Stored data entries

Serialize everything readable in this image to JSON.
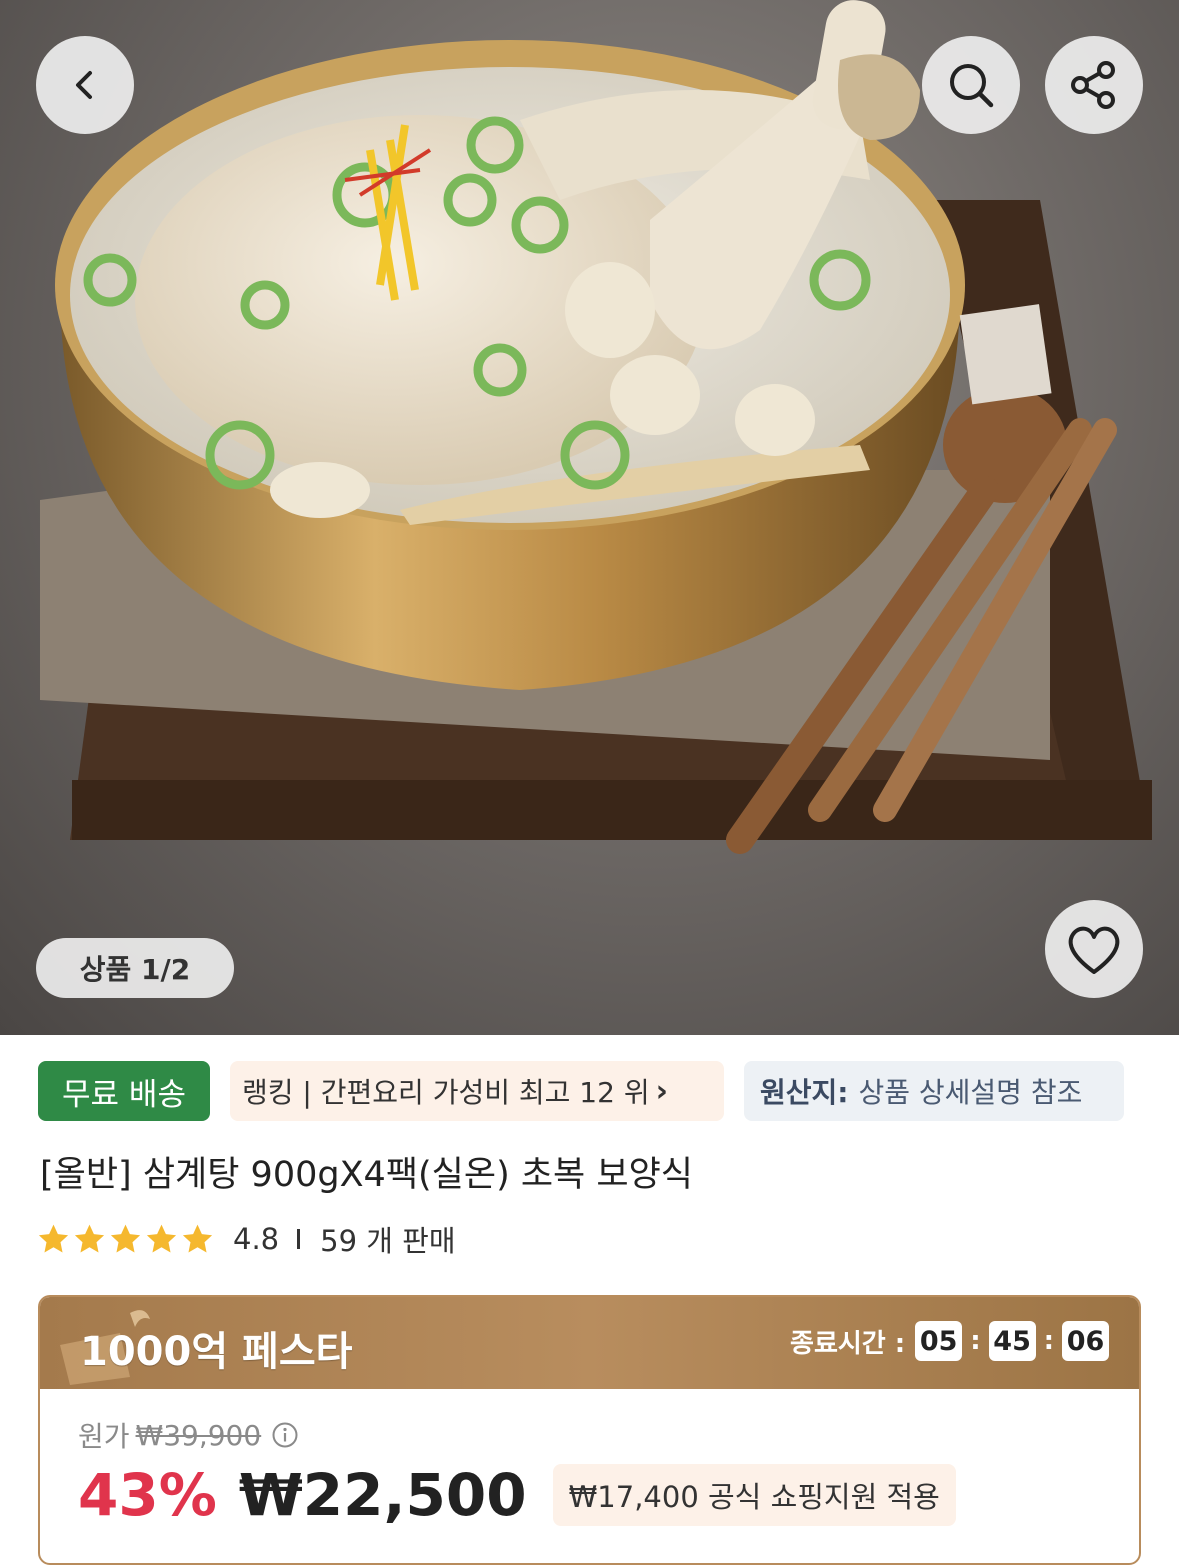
{
  "hero": {
    "counter_label": "상품 1/2",
    "icons": {
      "back": "chevron-left-icon",
      "search": "search-icon",
      "share": "share-icon",
      "like": "heart-icon"
    }
  },
  "badges": {
    "free_shipping": "무료 배송",
    "ranking": "랭킹 | 간편요리 가성비 최고 12 위",
    "origin_label": "원산지:",
    "origin_value": "상품 상세설명 참조"
  },
  "product": {
    "title": "[올반] 삼계탕 900gX4팩(실온) 초복 보양식",
    "rating": "4.8",
    "stars": 5,
    "sold": "59 개 판매"
  },
  "promo": {
    "title": "1000억 페스타",
    "timer_label": "종료시간 :",
    "hours": "05",
    "minutes": "45",
    "seconds": "06",
    "original_label": "원가",
    "original_price": "₩39,900",
    "discount": "43%",
    "sale_price": "₩22,500",
    "support_text": "₩17,400 공식 쇼핑지원 적용"
  },
  "colors": {
    "free_shipping_bg": "#2f8a46",
    "discount_red": "#e0344c",
    "promo_brown": "#b88c5c",
    "star_gold": "#f5b82e"
  }
}
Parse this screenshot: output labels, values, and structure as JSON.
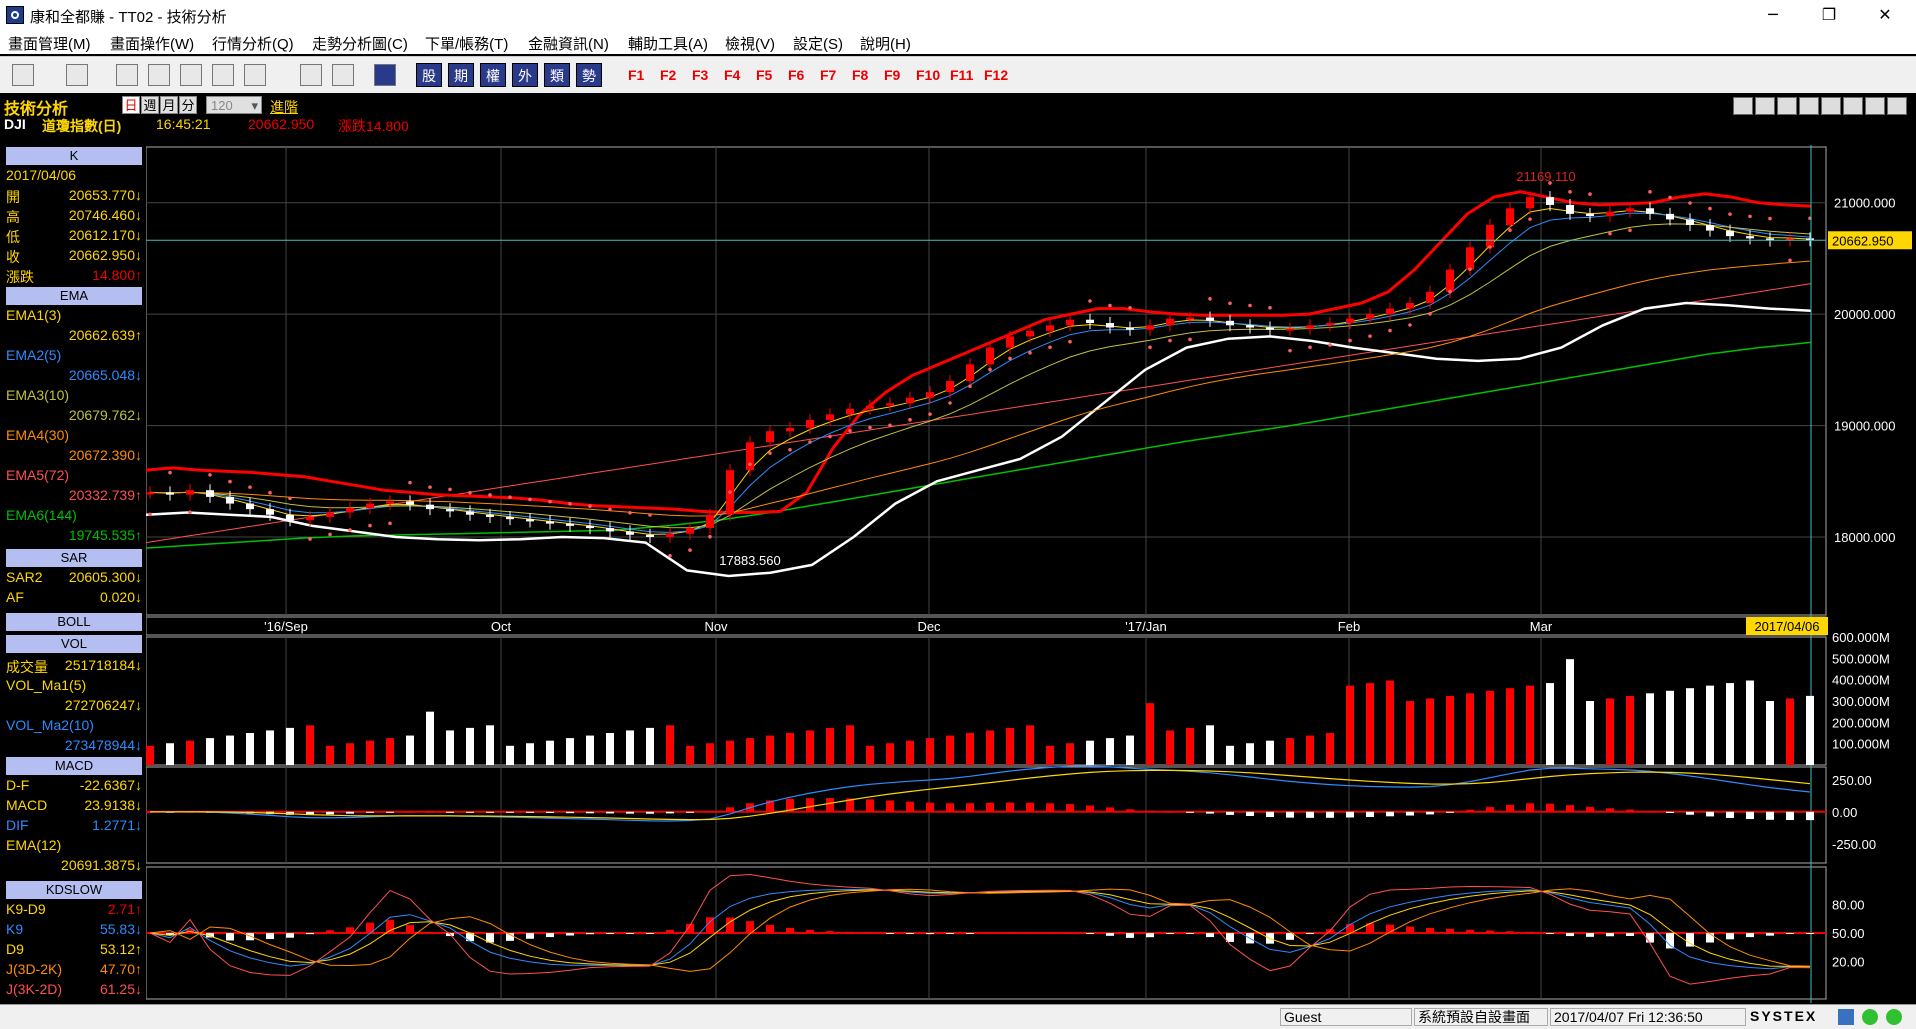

Problem requirements
Copy all lines from the entries that contain the word "JSON".

The output
Serialize everything readable in this image to JSON.
Parse this screenshot: output labels, values, and structure as JSON.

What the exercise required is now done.